Extracted records:
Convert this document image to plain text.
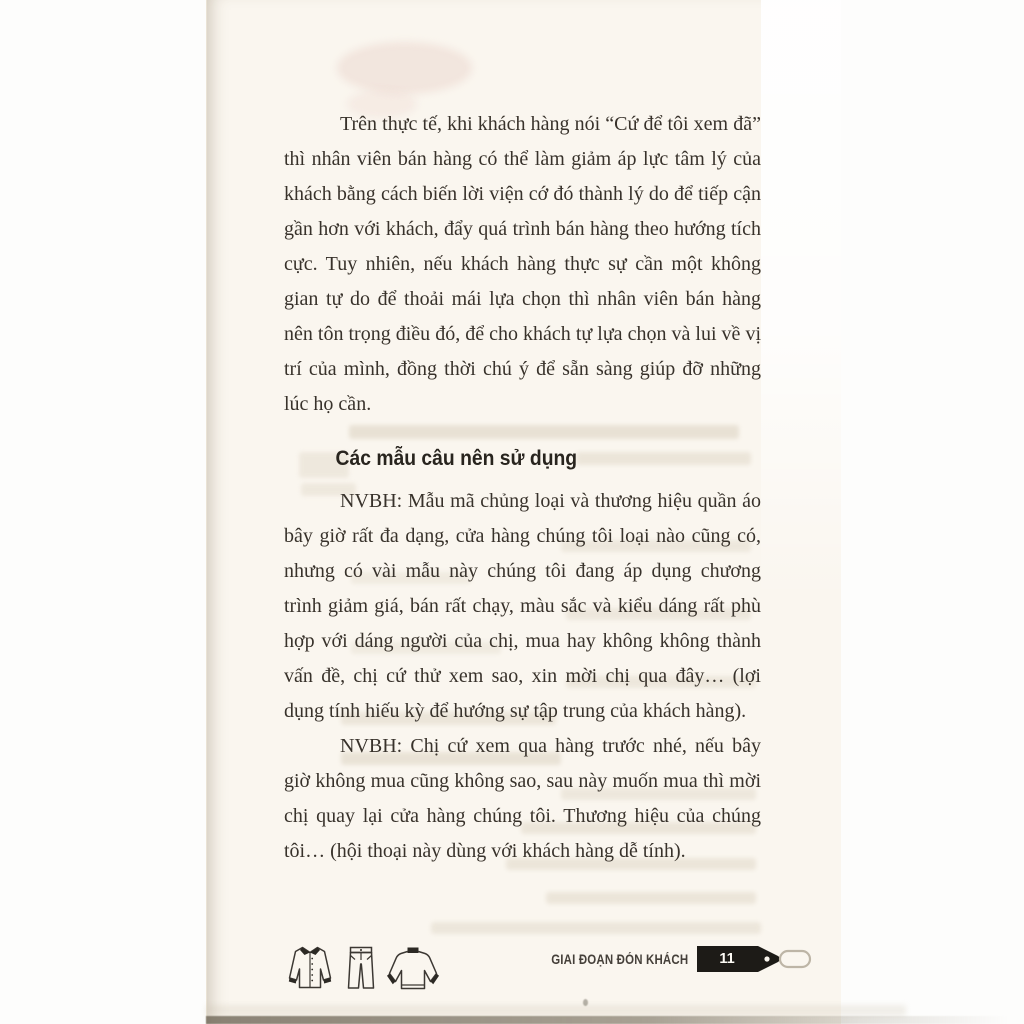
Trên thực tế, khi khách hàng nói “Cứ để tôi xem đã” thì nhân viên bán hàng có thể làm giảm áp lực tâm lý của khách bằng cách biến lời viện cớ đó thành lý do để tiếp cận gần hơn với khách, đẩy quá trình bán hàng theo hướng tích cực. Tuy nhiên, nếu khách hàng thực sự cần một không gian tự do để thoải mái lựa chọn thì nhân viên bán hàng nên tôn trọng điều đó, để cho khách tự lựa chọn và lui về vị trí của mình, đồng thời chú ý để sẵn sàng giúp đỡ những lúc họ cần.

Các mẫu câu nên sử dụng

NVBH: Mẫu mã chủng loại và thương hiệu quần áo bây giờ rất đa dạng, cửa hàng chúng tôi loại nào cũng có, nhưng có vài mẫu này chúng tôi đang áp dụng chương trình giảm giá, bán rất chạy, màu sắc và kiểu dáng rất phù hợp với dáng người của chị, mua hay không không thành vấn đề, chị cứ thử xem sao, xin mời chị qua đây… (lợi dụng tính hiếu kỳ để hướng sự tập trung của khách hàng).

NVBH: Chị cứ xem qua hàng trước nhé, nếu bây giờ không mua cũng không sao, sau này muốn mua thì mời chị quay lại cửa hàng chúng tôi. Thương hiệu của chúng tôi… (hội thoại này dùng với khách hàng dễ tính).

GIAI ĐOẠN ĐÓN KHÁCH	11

What the exercise asks:
Ignore the images and quote every line of the listing exactly.

Complete response:
Convert this document image to plain text.
Trên thực tế, khi khách hàng nói “Cứ để tôi xem đã” thì nhân viên bán hàng có thể làm giảm áp lực tâm lý của khách bằng cách biến lời viện cớ đó thành lý do để tiếp cận gần hơn với khách, đẩy quá trình bán hàng theo hướng tích cực. Tuy nhiên, nếu khách hàng thực sự cần một không gian tự do để thoải mái lựa chọn thì nhân viên bán hàng nên tôn trọng điều đó, để cho khách tự lựa chọn và lui về vị trí của mình, đồng thời chú ý để sẵn sàng giúp đỡ những lúc họ cần.

Các mẫu câu nên sử dụng

NVBH: Mẫu mã chủng loại và thương hiệu quần áo bây giờ rất đa dạng, cửa hàng chúng tôi loại nào cũng có, nhưng có vài mẫu này chúng tôi đang áp dụng chương trình giảm giá, bán rất chạy, màu sắc và kiểu dáng rất phù hợp với dáng người của chị, mua hay không không thành vấn đề, chị cứ thử xem sao, xin mời chị qua đây… (lợi dụng tính hiếu kỳ để hướng sự tập trung của khách hàng).

NVBH: Chị cứ xem qua hàng trước nhé, nếu bây giờ không mua cũng không sao, sau này muốn mua thì mời chị quay lại cửa hàng chúng tôi. Thương hiệu của chúng tôi… (hội thoại này dùng với khách hàng dễ tính).

GIAI ĐOẠN ĐÓN KHÁCH	11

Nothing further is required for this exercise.